◆ **Request**
State how many lines of the entries hold the string "name", and nothing more.

Dataset rows
☆ ☆ ☆ ☆ ☆
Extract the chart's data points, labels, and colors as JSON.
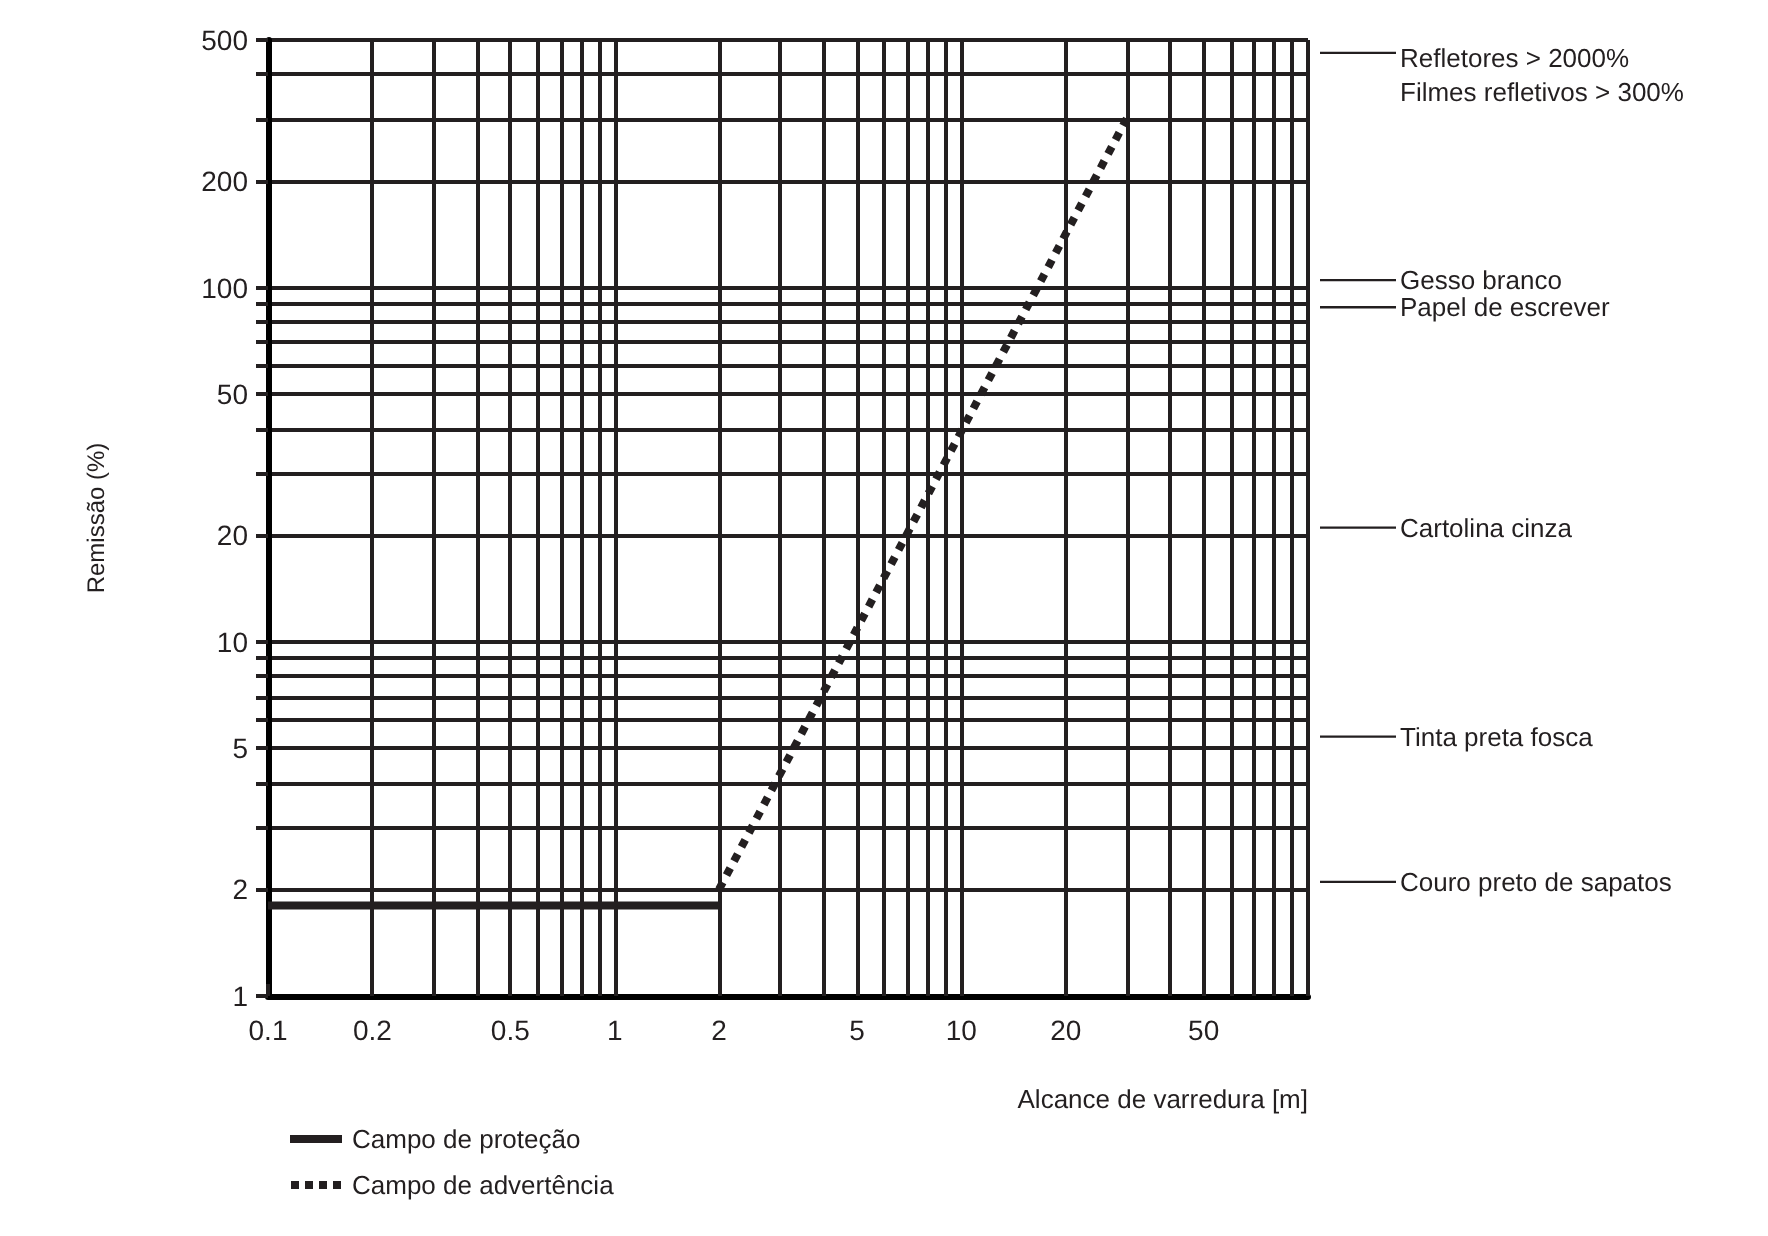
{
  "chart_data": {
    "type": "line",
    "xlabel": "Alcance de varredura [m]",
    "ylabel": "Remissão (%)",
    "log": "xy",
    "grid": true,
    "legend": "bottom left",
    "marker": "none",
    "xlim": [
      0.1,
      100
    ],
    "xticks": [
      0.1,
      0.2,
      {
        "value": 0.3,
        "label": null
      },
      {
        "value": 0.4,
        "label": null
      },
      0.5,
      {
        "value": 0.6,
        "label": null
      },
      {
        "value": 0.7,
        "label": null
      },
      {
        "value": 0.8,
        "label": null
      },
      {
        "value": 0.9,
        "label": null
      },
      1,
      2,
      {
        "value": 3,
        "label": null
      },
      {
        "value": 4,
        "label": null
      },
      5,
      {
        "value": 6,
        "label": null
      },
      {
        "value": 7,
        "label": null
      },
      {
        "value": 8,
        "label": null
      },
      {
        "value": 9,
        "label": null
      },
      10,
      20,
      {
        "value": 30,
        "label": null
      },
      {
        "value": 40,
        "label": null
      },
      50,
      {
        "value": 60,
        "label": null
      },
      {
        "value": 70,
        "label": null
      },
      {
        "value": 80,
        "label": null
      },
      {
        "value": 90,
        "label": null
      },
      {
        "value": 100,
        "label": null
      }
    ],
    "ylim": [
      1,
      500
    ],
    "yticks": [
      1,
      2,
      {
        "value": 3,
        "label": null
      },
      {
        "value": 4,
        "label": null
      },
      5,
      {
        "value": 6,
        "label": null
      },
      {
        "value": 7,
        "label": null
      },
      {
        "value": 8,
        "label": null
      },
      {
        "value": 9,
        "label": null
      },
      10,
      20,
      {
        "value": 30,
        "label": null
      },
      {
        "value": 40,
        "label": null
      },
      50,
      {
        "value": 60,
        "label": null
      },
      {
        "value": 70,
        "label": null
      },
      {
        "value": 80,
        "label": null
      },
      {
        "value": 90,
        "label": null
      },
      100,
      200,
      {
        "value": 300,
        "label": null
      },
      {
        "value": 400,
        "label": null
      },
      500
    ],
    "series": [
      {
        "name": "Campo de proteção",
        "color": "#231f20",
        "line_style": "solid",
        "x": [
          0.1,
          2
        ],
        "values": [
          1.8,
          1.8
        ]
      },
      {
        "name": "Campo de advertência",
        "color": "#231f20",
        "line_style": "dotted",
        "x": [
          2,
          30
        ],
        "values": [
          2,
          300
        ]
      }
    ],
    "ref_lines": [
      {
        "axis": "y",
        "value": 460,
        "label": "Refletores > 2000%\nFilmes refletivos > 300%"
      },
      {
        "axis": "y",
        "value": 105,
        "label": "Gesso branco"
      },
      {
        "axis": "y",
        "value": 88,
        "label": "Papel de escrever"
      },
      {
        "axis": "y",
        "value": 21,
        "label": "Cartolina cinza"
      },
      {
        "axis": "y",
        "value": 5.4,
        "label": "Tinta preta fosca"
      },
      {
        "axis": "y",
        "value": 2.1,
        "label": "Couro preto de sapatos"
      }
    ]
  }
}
☆ ☆ ☆ ☆ ☆
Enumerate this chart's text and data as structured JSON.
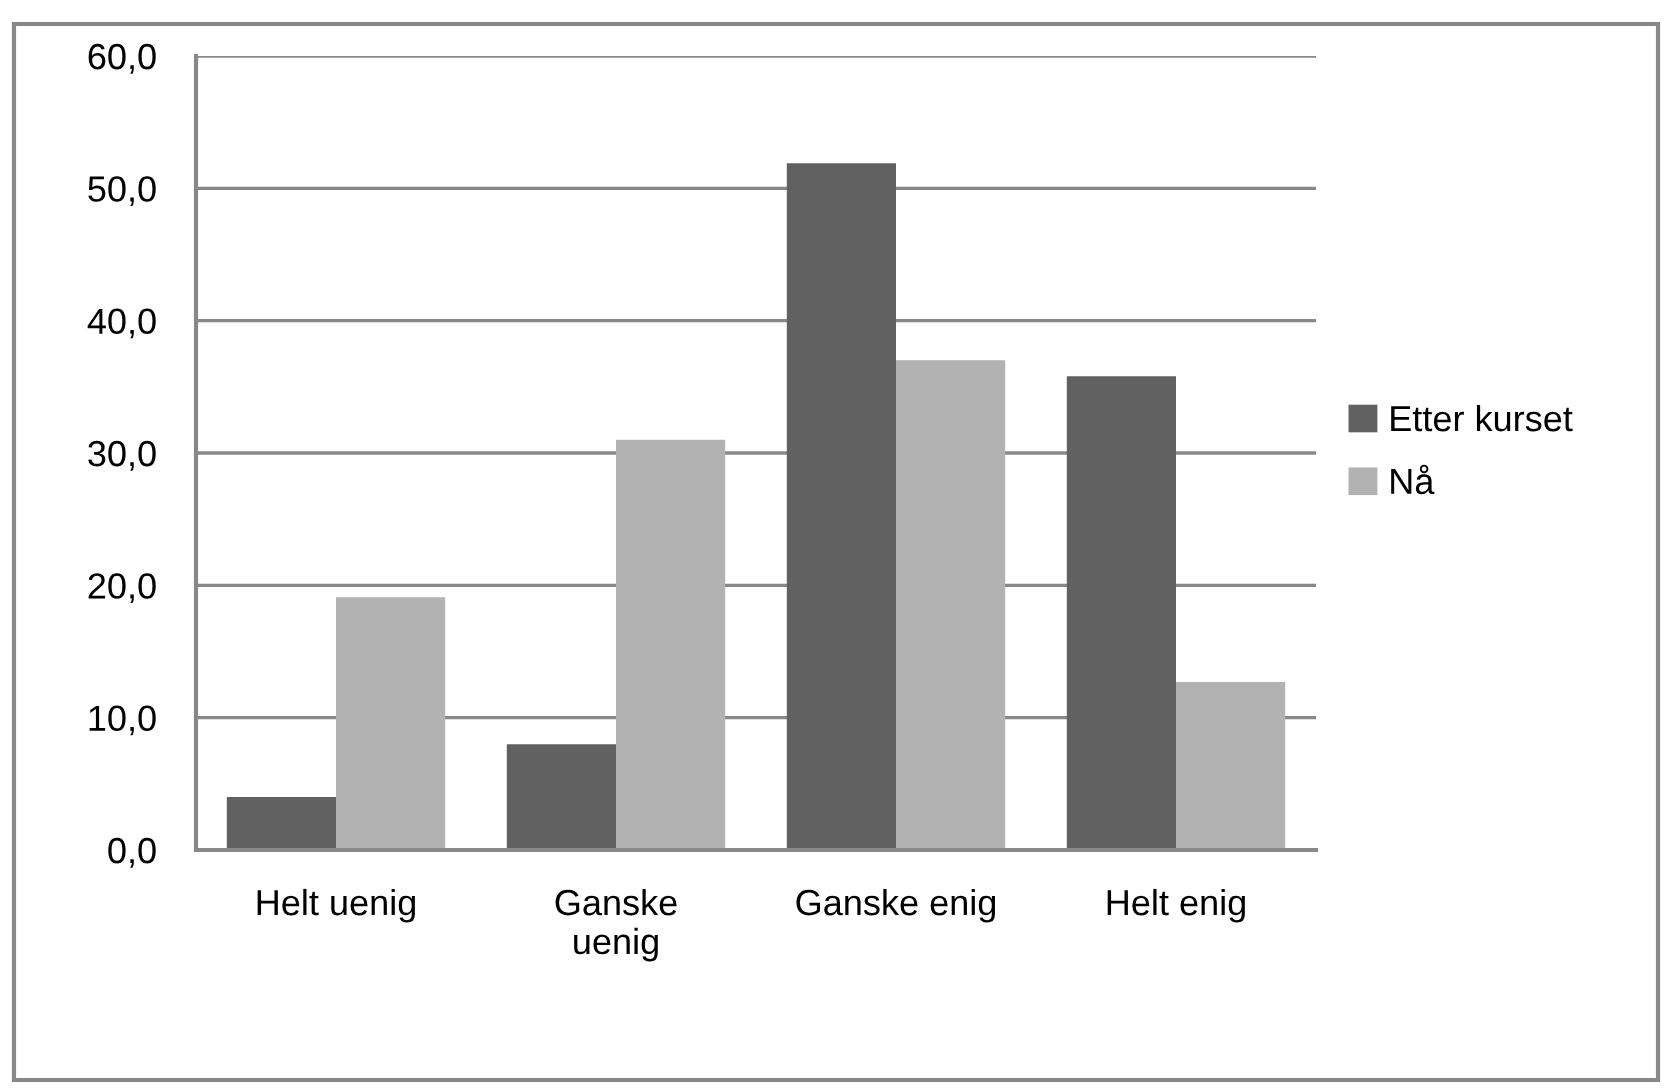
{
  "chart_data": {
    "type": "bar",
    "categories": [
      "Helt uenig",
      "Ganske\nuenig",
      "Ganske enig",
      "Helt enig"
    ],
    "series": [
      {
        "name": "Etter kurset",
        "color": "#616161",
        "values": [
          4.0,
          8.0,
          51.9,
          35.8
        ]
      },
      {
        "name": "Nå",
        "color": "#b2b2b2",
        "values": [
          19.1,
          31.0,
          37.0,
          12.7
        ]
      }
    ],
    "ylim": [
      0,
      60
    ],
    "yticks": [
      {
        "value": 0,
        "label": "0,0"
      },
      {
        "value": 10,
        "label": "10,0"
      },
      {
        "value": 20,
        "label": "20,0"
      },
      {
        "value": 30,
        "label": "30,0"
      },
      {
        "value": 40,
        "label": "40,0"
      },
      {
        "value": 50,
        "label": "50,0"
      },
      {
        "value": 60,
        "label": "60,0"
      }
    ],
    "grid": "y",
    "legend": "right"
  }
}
☆ ☆ ☆ ☆ ☆
◆ **Complete answer**
4